Data listing
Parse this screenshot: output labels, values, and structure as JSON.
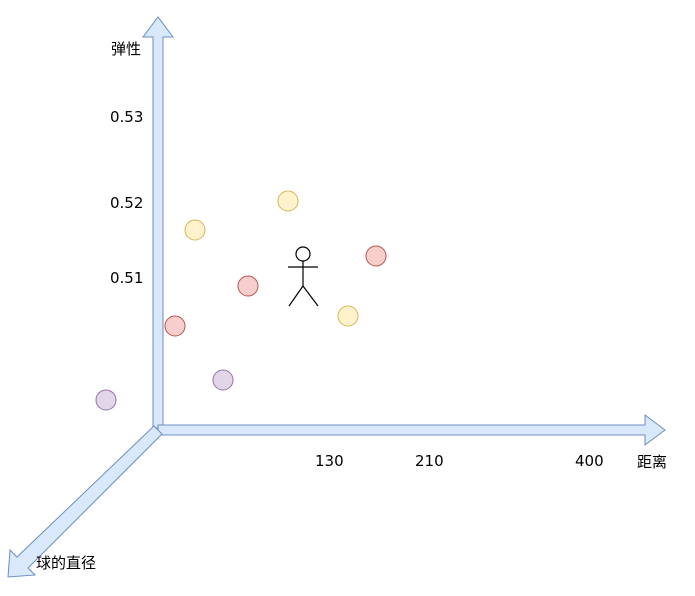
{
  "axes": {
    "y_label": "弹性",
    "x_label": "距离",
    "z_label": "球的直径",
    "y_ticks": [
      "0.53",
      "0.52",
      "0.51"
    ],
    "x_ticks": [
      "130",
      "210",
      "400"
    ]
  },
  "points": [
    {
      "color": "red"
    },
    {
      "color": "red"
    },
    {
      "color": "red"
    },
    {
      "color": "yellow"
    },
    {
      "color": "yellow"
    },
    {
      "color": "yellow"
    },
    {
      "color": "purple"
    },
    {
      "color": "purple"
    }
  ],
  "figure": {
    "icon": "stick-figure-icon"
  },
  "colors": {
    "arrow_fill": "#dae8fc",
    "arrow_stroke": "#6c8ebf",
    "red_fill": "#f8cecc",
    "red_stroke": "#b85450",
    "yellow_fill": "#fff2cc",
    "yellow_stroke": "#d6b656",
    "purple_fill": "#e1d5e7",
    "purple_stroke": "#9673a6"
  }
}
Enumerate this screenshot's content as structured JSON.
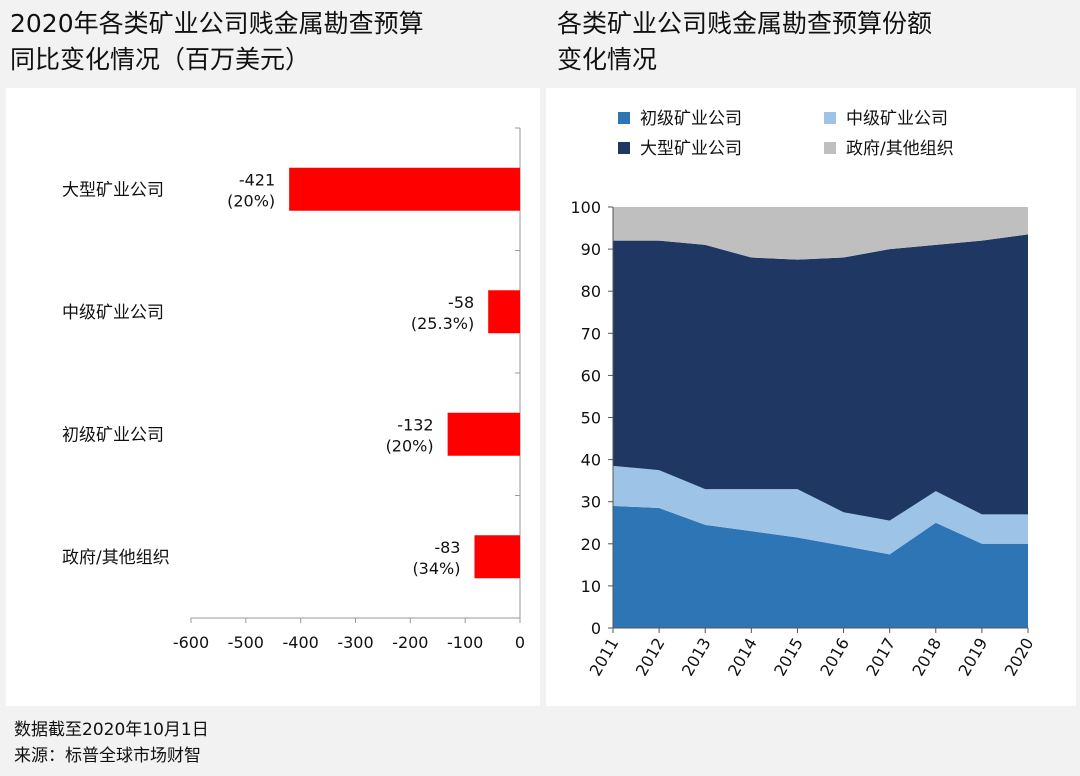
{
  "left_title": {
    "line1": "2020年各类矿业公司贱金属勘查预算",
    "line2": "同比变化情况（百万美元）"
  },
  "right_title": {
    "line1": "各类矿业公司贱金属勘查预算份额",
    "line2": "变化情况"
  },
  "footer": {
    "note": "数据截至2020年10月1日",
    "source": "来源：标普全球市场财智"
  },
  "colors": {
    "bar": "#ff0000",
    "junior": "#2e75b6",
    "intermediate": "#9dc3e6",
    "major": "#1f3763",
    "government_other": "#bfbfbf",
    "background": "#f2f2f2",
    "panel": "#ffffff"
  },
  "chart_data": [
    {
      "type": "bar",
      "orientation": "horizontal",
      "categories": [
        "大型矿业公司",
        "中级矿业公司",
        "初级矿业公司",
        "政府/其他组织"
      ],
      "values": [
        -421,
        -58,
        -132,
        -83
      ],
      "value_labels": [
        "-421",
        "-58",
        "-132",
        "-83"
      ],
      "percent_labels": [
        "(20%)",
        "(25.3%)",
        "(20%)",
        "(34%)"
      ],
      "xlim": [
        -600,
        0
      ],
      "xticks": [
        -600,
        -500,
        -400,
        -300,
        -200,
        -100,
        0
      ],
      "xtick_labels": [
        "-600",
        "-500",
        "-400",
        "-300",
        "-200",
        "-100",
        "0"
      ]
    },
    {
      "type": "area",
      "stacked": true,
      "x": [
        "2011",
        "2012",
        "2013",
        "2014",
        "2015",
        "2016",
        "2017",
        "2018",
        "2019",
        "2020"
      ],
      "ylim": [
        0,
        100
      ],
      "yticks": [
        "0",
        "10",
        "20",
        "30",
        "40",
        "50",
        "60",
        "70",
        "80",
        "90",
        "100"
      ],
      "legend_position": "top",
      "series": [
        {
          "name": "初级矿业公司",
          "color_key": "junior",
          "values": [
            29,
            28.5,
            24.5,
            23,
            21.5,
            19.5,
            17.5,
            25,
            20,
            20
          ]
        },
        {
          "name": "中级矿业公司",
          "color_key": "intermediate",
          "values": [
            9.5,
            9,
            8.5,
            10,
            11.5,
            8,
            8,
            7.5,
            7,
            7
          ]
        },
        {
          "name": "大型矿业公司",
          "color_key": "major",
          "values": [
            53.5,
            54.5,
            58,
            55,
            54.5,
            60.5,
            64.5,
            58.5,
            65,
            66.5
          ]
        },
        {
          "name": "政府/其他组织",
          "color_key": "government_other",
          "values": [
            8,
            8,
            9,
            12,
            12.5,
            12,
            10,
            9,
            8,
            6.5
          ]
        }
      ]
    }
  ]
}
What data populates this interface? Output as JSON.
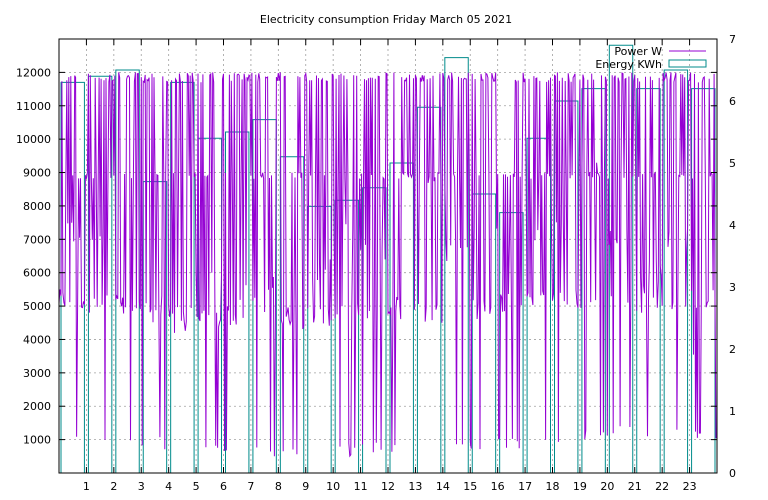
{
  "chart_data": {
    "type": "line",
    "title": "Electricity consumption Friday March 05 2021",
    "xlabel": "",
    "ylabel": "",
    "y2label": "",
    "xlim": [
      0,
      24
    ],
    "ylim": [
      0,
      13000
    ],
    "y2lim": [
      0,
      7
    ],
    "grid": true,
    "legend_position": "top-right",
    "x_ticks": [
      1,
      2,
      3,
      4,
      5,
      6,
      7,
      8,
      9,
      10,
      11,
      12,
      13,
      14,
      15,
      16,
      17,
      18,
      19,
      20,
      21,
      22,
      23
    ],
    "y_ticks": [
      1000,
      2000,
      3000,
      4000,
      5000,
      6000,
      7000,
      8000,
      9000,
      10000,
      11000,
      12000
    ],
    "y2_ticks": [
      0,
      1,
      2,
      3,
      4,
      5,
      6,
      7
    ],
    "series": [
      {
        "name": "Power W",
        "axis": "left",
        "color": "#9400d3",
        "style": "dense-switching",
        "hourly_high": [
          12000,
          12000,
          12000,
          12000,
          12000,
          12000,
          12000,
          12000,
          12000,
          12000,
          12000,
          12000,
          12000,
          12000,
          12000,
          12000,
          12000,
          12000,
          12000,
          12000,
          12000,
          12000,
          12000,
          12000
        ],
        "hourly_base": [
          5200,
          5100,
          5000,
          4800,
          4700,
          4600,
          4700,
          4600,
          4700,
          4700,
          4800,
          4900,
          4900,
          4800,
          6500,
          4900,
          5100,
          5300,
          5200,
          5200,
          5400,
          5100,
          5200,
          5200
        ],
        "hourly_low": [
          900,
          800,
          700,
          700,
          500,
          500,
          500,
          450,
          500,
          500,
          500,
          600,
          550,
          500,
          700,
          600,
          700,
          850,
          800,
          900,
          1100,
          1000,
          950,
          900
        ],
        "hourly_mid": [
          7200,
          7000,
          5000,
          5500,
          4000,
          6000,
          5500,
          5500,
          4700,
          6000,
          7200,
          6500,
          5000,
          9000,
          7000,
          7200,
          7000,
          7000,
          7500,
          9000,
          7000,
          6000,
          7000,
          3600
        ]
      },
      {
        "name": "Energy KWh",
        "axis": "right",
        "color": "#008b8b",
        "style": "steps",
        "values": [
          6.3,
          6.4,
          6.5,
          4.7,
          6.3,
          5.4,
          5.5,
          5.7,
          5.1,
          4.3,
          4.4,
          4.6,
          5.0,
          5.9,
          6.7,
          4.5,
          4.2,
          5.4,
          6.0,
          6.2,
          6.9,
          6.2,
          6.5,
          6.2
        ]
      }
    ]
  }
}
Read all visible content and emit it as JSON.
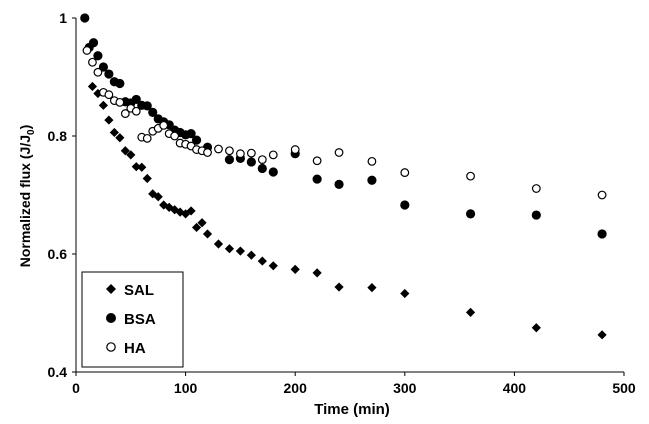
{
  "chart_data": {
    "type": "scatter",
    "xlabel": "Time (min)",
    "ylabel": "Normalized flux (J/J",
    "ylabel_sub": "0",
    "ylabel_close": ")",
    "xlim": [
      0,
      500
    ],
    "ylim": [
      0.4,
      1.0
    ],
    "x_ticks": [
      0,
      100,
      200,
      300,
      400,
      500
    ],
    "y_ticks": [
      0.4,
      0.6,
      0.8,
      1.0
    ],
    "x_tick_labels": [
      "0",
      "100",
      "200",
      "300",
      "400",
      "500"
    ],
    "y_tick_labels": [
      "0.4",
      "0.6",
      "0.8",
      "1"
    ],
    "grid": false,
    "legend_position": "bottom-left",
    "series": [
      {
        "name": "SAL",
        "marker": "diamond",
        "color": "#000000",
        "points": [
          [
            15,
            0.884
          ],
          [
            20,
            0.872
          ],
          [
            25,
            0.852
          ],
          [
            30,
            0.827
          ],
          [
            35,
            0.806
          ],
          [
            40,
            0.797
          ],
          [
            45,
            0.775
          ],
          [
            50,
            0.768
          ],
          [
            55,
            0.748
          ],
          [
            60,
            0.747
          ],
          [
            65,
            0.728
          ],
          [
            70,
            0.702
          ],
          [
            75,
            0.697
          ],
          [
            80,
            0.683
          ],
          [
            85,
            0.679
          ],
          [
            90,
            0.675
          ],
          [
            95,
            0.671
          ],
          [
            100,
            0.668
          ],
          [
            105,
            0.673
          ],
          [
            110,
            0.645
          ],
          [
            115,
            0.653
          ],
          [
            120,
            0.634
          ],
          [
            130,
            0.617
          ],
          [
            140,
            0.609
          ],
          [
            150,
            0.605
          ],
          [
            160,
            0.598
          ],
          [
            170,
            0.588
          ],
          [
            180,
            0.58
          ],
          [
            200,
            0.574
          ],
          [
            220,
            0.568
          ],
          [
            240,
            0.544
          ],
          [
            270,
            0.543
          ],
          [
            300,
            0.533
          ],
          [
            360,
            0.501
          ],
          [
            420,
            0.475
          ],
          [
            480,
            0.463
          ]
        ]
      },
      {
        "name": "BSA",
        "marker": "filled-circle",
        "color": "#000000",
        "points": [
          [
            8,
            1.0
          ],
          [
            12,
            0.95
          ],
          [
            16,
            0.958
          ],
          [
            20,
            0.936
          ],
          [
            25,
            0.917
          ],
          [
            30,
            0.905
          ],
          [
            35,
            0.892
          ],
          [
            40,
            0.889
          ],
          [
            45,
            0.858
          ],
          [
            50,
            0.856
          ],
          [
            55,
            0.862
          ],
          [
            60,
            0.852
          ],
          [
            65,
            0.851
          ],
          [
            70,
            0.84
          ],
          [
            75,
            0.829
          ],
          [
            80,
            0.824
          ],
          [
            85,
            0.819
          ],
          [
            90,
            0.81
          ],
          [
            95,
            0.806
          ],
          [
            100,
            0.802
          ],
          [
            105,
            0.804
          ],
          [
            110,
            0.793
          ],
          [
            120,
            0.781
          ],
          [
            140,
            0.76
          ],
          [
            150,
            0.762
          ],
          [
            160,
            0.756
          ],
          [
            170,
            0.745
          ],
          [
            180,
            0.739
          ],
          [
            200,
            0.77
          ],
          [
            220,
            0.727
          ],
          [
            240,
            0.718
          ],
          [
            270,
            0.725
          ],
          [
            300,
            0.683
          ],
          [
            360,
            0.668
          ],
          [
            420,
            0.666
          ],
          [
            480,
            0.634
          ]
        ]
      },
      {
        "name": "HA",
        "marker": "open-circle",
        "color": "#000000",
        "points": [
          [
            10,
            0.945
          ],
          [
            15,
            0.925
          ],
          [
            20,
            0.908
          ],
          [
            25,
            0.874
          ],
          [
            30,
            0.87
          ],
          [
            35,
            0.86
          ],
          [
            40,
            0.857
          ],
          [
            45,
            0.838
          ],
          [
            50,
            0.847
          ],
          [
            55,
            0.842
          ],
          [
            60,
            0.798
          ],
          [
            65,
            0.796
          ],
          [
            70,
            0.808
          ],
          [
            75,
            0.813
          ],
          [
            80,
            0.818
          ],
          [
            85,
            0.804
          ],
          [
            90,
            0.8
          ],
          [
            95,
            0.788
          ],
          [
            100,
            0.786
          ],
          [
            105,
            0.783
          ],
          [
            110,
            0.777
          ],
          [
            115,
            0.775
          ],
          [
            120,
            0.772
          ],
          [
            130,
            0.778
          ],
          [
            140,
            0.775
          ],
          [
            150,
            0.77
          ],
          [
            160,
            0.771
          ],
          [
            170,
            0.76
          ],
          [
            180,
            0.768
          ],
          [
            200,
            0.777
          ],
          [
            220,
            0.758
          ],
          [
            240,
            0.772
          ],
          [
            270,
            0.757
          ],
          [
            300,
            0.738
          ],
          [
            360,
            0.732
          ],
          [
            420,
            0.711
          ],
          [
            480,
            0.7
          ]
        ]
      }
    ]
  }
}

--- WHAT TO PRODUCE ---
Go through the material and select each line with the string "circle" in it.

--- EXPECTED ANSWER ---
        "marker": "filled-circle",
        "marker": "open-circle",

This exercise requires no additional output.